| Your task |
Tally the lines of the data that include the word "JSON" and state the total, nothing else.

━━ Working data ━━

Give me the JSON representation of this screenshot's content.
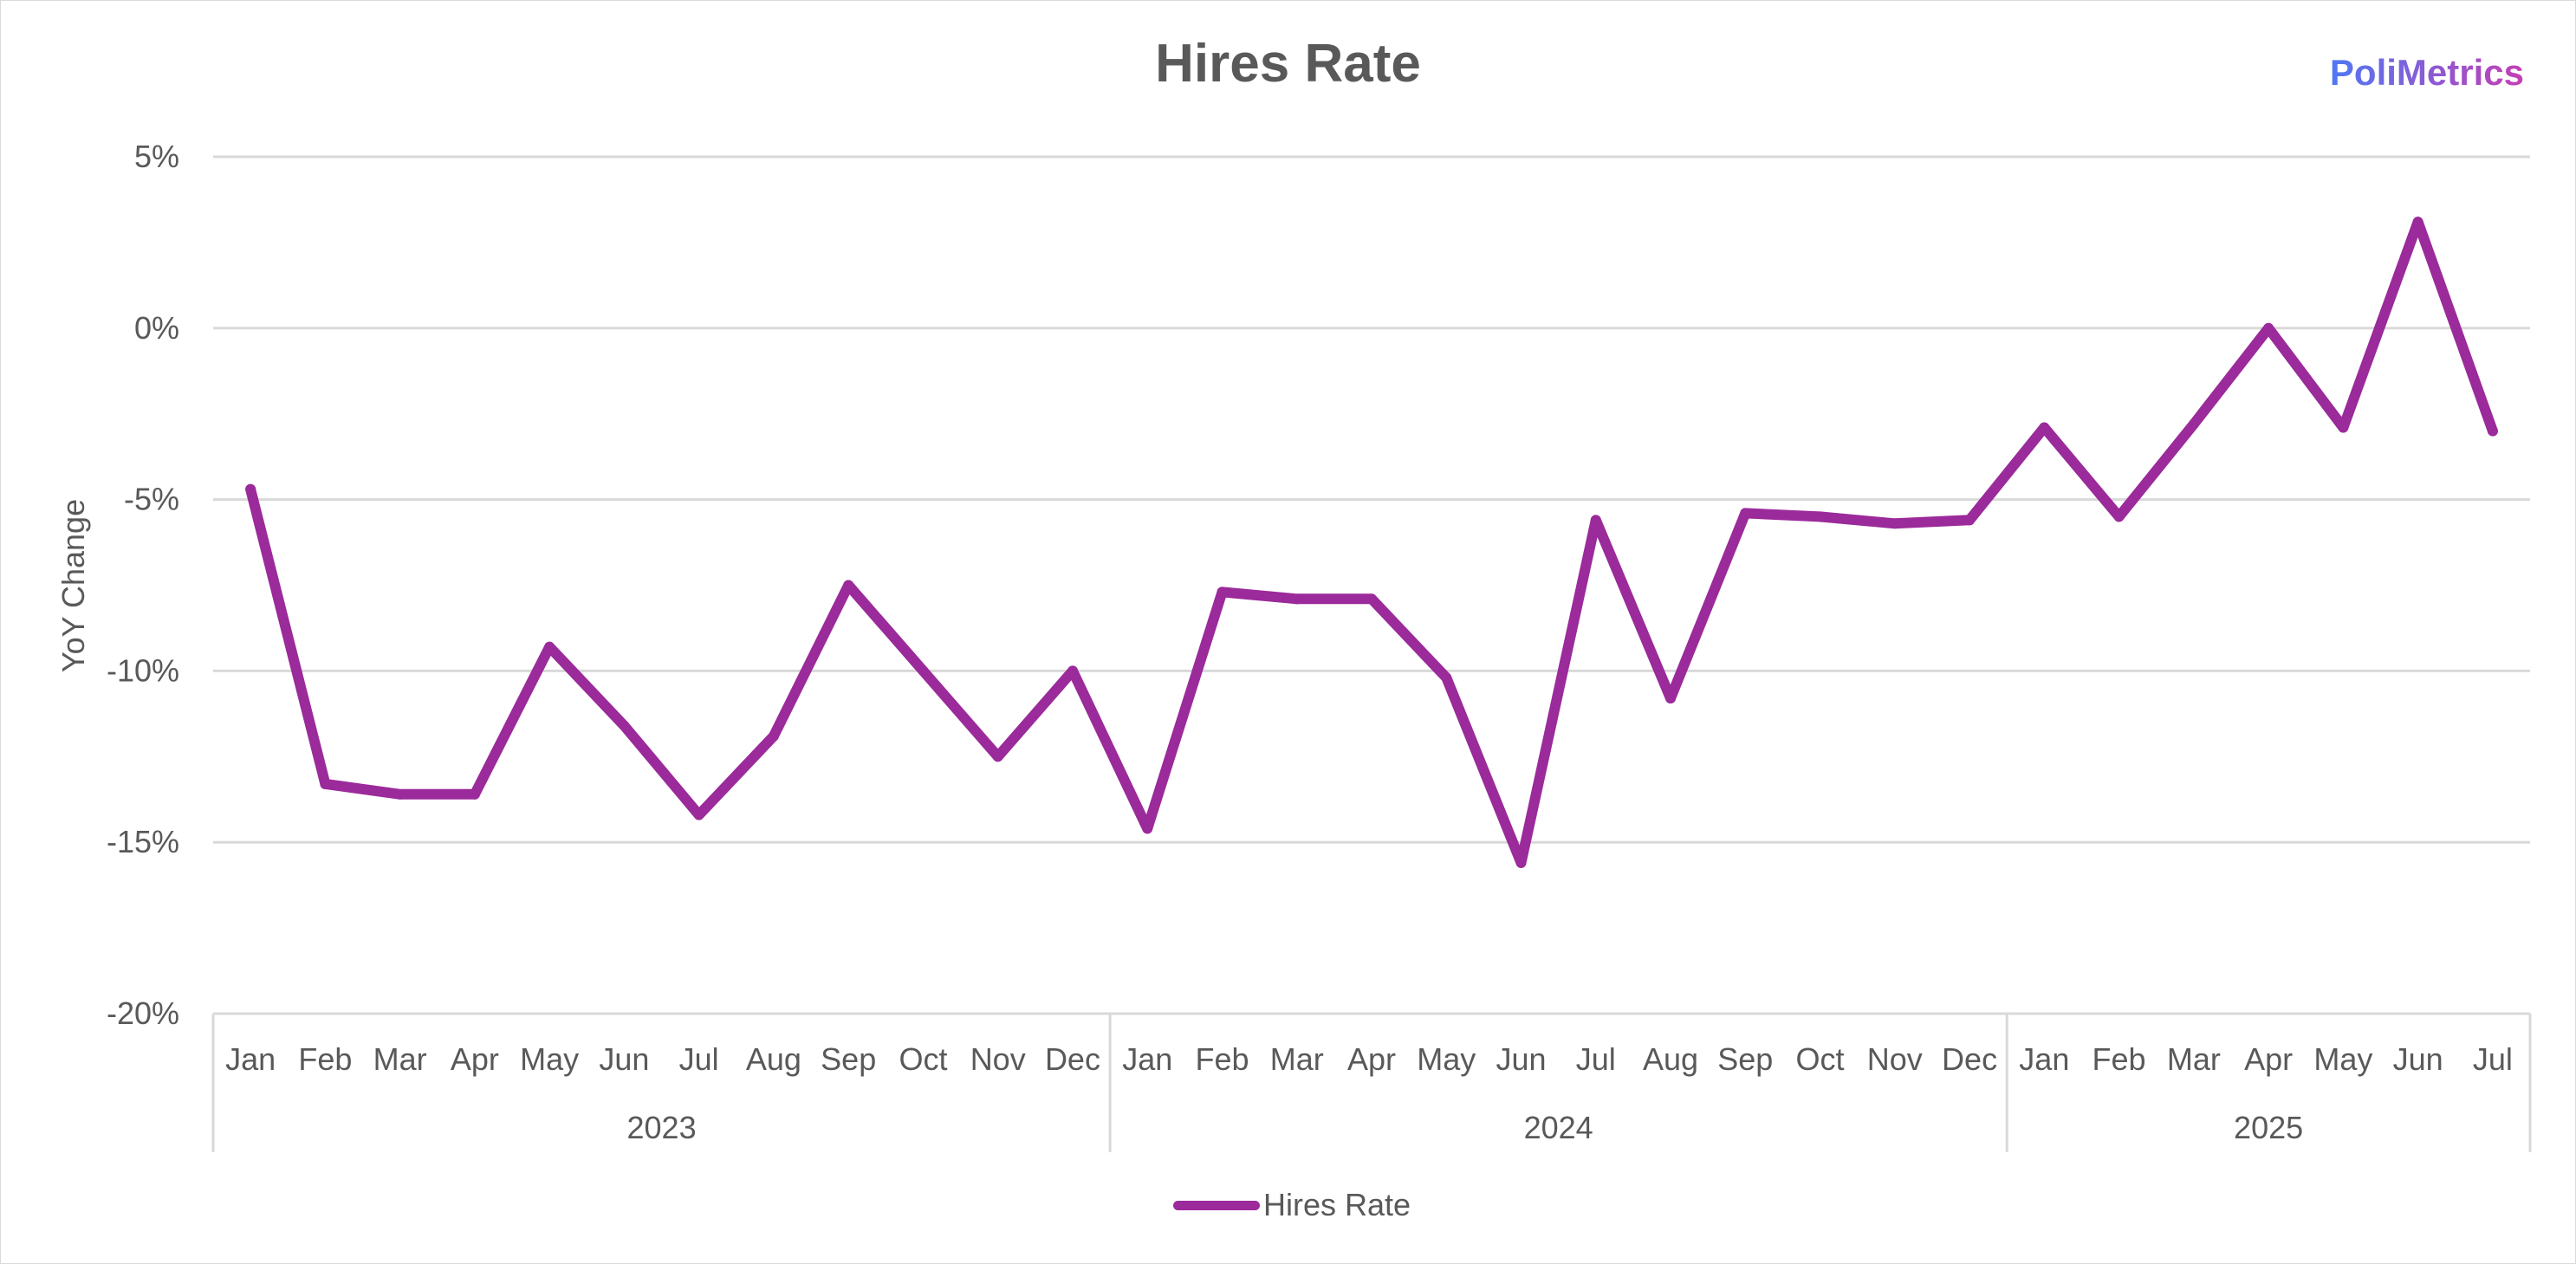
{
  "brand": "PoliMetrics",
  "colors": {
    "series": "#9b2a9b",
    "gridline": "#d9d9d9",
    "text": "#595959"
  },
  "chart_data": {
    "type": "line",
    "title": "Hires Rate",
    "ylabel": "YoY Change",
    "xlabel": "",
    "ylim": [
      -20,
      5
    ],
    "yticks": [
      5,
      0,
      -5,
      -10,
      -15,
      -20
    ],
    "ytick_labels": [
      "5%",
      "0%",
      "-5%",
      "-10%",
      "-15%",
      "-20%"
    ],
    "grid": true,
    "legend_position": "bottom",
    "x": [
      "Jan",
      "Feb",
      "Mar",
      "Apr",
      "May",
      "Jun",
      "Jul",
      "Aug",
      "Sep",
      "Oct",
      "Nov",
      "Dec",
      "Jan",
      "Feb",
      "Mar",
      "Apr",
      "May",
      "Jun",
      "Jul",
      "Aug",
      "Sep",
      "Oct",
      "Nov",
      "Dec",
      "Jan",
      "Feb",
      "Mar",
      "Apr",
      "May",
      "Jun",
      "Jul"
    ],
    "year_groups": [
      {
        "label": "2023",
        "count": 12
      },
      {
        "label": "2024",
        "count": 12
      },
      {
        "label": "2025",
        "count": 7
      }
    ],
    "series": [
      {
        "name": "Hires Rate",
        "values": [
          -4.7,
          -13.3,
          -13.6,
          -13.6,
          -9.3,
          -11.6,
          -14.2,
          -11.9,
          -7.5,
          -10.0,
          -12.5,
          -10.0,
          -14.6,
          -7.7,
          -7.9,
          -7.9,
          -10.2,
          -15.6,
          -5.6,
          -10.8,
          -5.4,
          -5.5,
          -5.7,
          -5.6,
          -2.9,
          -5.5,
          -2.8,
          0.0,
          -2.9,
          3.1,
          -3.0
        ]
      }
    ]
  }
}
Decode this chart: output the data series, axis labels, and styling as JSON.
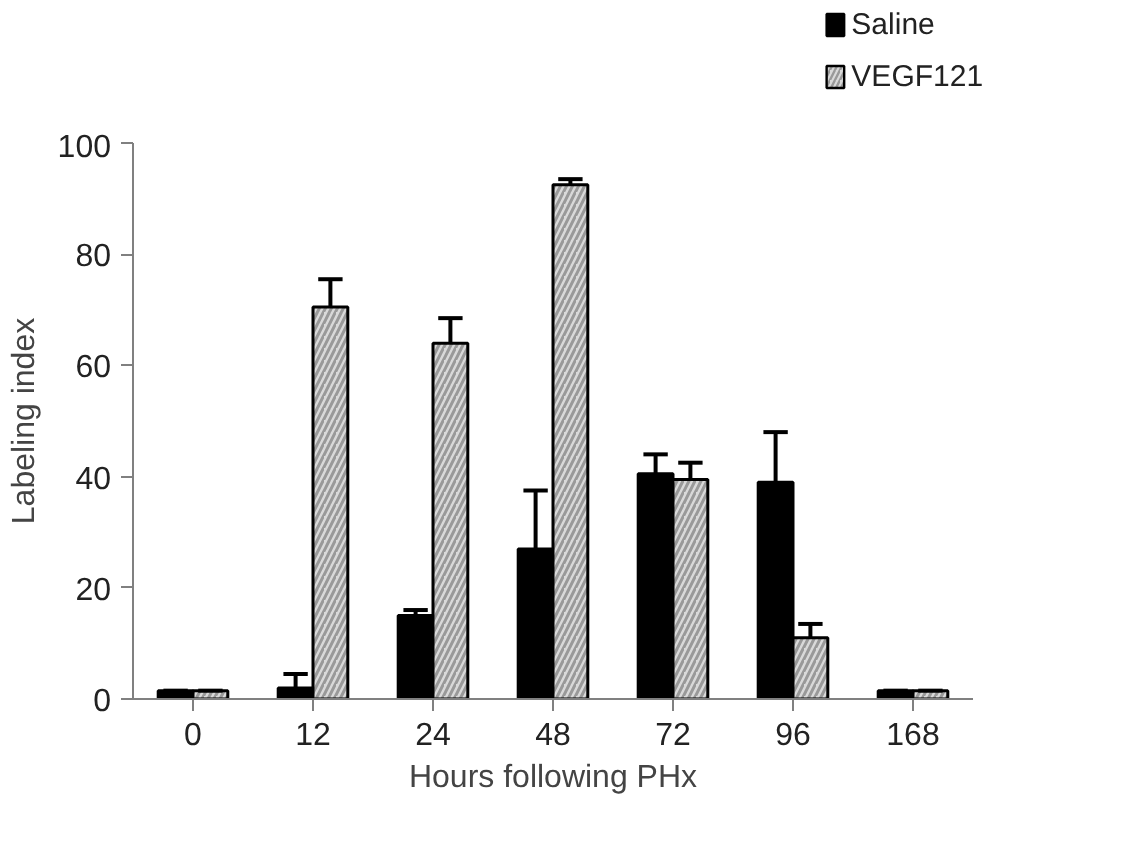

━━━

| Output |
2